*What is needed*. Scan the material below for the string "screenshot", and copy every line where it shows up.

Rows from a figure dataset
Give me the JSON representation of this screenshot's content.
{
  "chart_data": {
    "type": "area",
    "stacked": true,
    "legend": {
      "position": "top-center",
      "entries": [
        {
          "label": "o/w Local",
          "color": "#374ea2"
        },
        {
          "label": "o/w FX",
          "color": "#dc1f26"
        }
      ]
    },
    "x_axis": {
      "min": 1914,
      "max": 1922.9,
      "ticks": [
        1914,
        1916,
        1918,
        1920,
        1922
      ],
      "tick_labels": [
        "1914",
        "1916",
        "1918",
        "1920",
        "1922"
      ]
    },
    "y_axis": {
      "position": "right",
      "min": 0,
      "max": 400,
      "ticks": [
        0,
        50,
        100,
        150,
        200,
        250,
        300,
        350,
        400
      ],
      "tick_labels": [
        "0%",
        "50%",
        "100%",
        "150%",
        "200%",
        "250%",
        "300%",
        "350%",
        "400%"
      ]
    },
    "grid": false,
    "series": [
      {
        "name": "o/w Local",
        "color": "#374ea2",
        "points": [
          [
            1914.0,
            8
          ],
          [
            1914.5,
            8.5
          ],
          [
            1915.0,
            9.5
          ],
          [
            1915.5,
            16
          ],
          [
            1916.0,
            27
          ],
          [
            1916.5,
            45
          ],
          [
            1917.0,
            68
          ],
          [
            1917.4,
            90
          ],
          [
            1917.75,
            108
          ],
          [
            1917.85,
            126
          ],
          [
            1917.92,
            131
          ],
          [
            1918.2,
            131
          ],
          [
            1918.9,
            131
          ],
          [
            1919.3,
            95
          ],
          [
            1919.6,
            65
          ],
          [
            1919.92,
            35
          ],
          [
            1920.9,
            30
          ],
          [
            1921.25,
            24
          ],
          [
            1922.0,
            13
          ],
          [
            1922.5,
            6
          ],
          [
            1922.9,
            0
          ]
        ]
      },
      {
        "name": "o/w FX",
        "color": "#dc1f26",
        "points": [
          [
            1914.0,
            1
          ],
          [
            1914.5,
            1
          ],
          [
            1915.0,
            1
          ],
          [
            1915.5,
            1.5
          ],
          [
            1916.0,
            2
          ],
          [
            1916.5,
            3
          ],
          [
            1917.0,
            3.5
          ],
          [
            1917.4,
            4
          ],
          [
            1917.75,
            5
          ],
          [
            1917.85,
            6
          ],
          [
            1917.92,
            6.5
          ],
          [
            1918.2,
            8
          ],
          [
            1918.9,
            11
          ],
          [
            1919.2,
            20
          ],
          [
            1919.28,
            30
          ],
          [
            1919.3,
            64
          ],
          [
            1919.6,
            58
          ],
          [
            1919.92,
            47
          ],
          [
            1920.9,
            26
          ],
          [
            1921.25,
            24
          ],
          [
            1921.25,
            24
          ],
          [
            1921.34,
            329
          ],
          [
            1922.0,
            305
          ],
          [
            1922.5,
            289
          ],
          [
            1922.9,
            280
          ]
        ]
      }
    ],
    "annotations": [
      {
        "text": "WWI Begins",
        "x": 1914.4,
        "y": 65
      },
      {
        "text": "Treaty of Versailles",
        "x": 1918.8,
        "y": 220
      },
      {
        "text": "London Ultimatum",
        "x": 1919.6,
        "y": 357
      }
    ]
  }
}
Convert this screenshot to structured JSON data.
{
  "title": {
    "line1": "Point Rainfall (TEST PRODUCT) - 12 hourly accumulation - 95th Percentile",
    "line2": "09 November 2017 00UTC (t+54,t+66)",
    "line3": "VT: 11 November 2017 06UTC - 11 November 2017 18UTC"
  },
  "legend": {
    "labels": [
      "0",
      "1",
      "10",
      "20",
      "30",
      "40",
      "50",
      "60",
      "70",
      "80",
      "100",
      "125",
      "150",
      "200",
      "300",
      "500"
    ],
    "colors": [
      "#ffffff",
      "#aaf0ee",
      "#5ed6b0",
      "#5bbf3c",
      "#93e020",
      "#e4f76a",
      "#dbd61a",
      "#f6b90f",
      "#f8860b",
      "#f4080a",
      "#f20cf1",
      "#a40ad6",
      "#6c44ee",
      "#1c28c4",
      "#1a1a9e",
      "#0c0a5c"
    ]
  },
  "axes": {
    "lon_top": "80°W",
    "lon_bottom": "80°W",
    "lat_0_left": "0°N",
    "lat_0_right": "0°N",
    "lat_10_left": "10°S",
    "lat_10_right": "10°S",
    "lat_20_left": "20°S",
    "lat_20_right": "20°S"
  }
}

*Answer to this exercise*.
Give me the JSON representation of this screenshot's content.
Convert this screenshot to structured JSON data.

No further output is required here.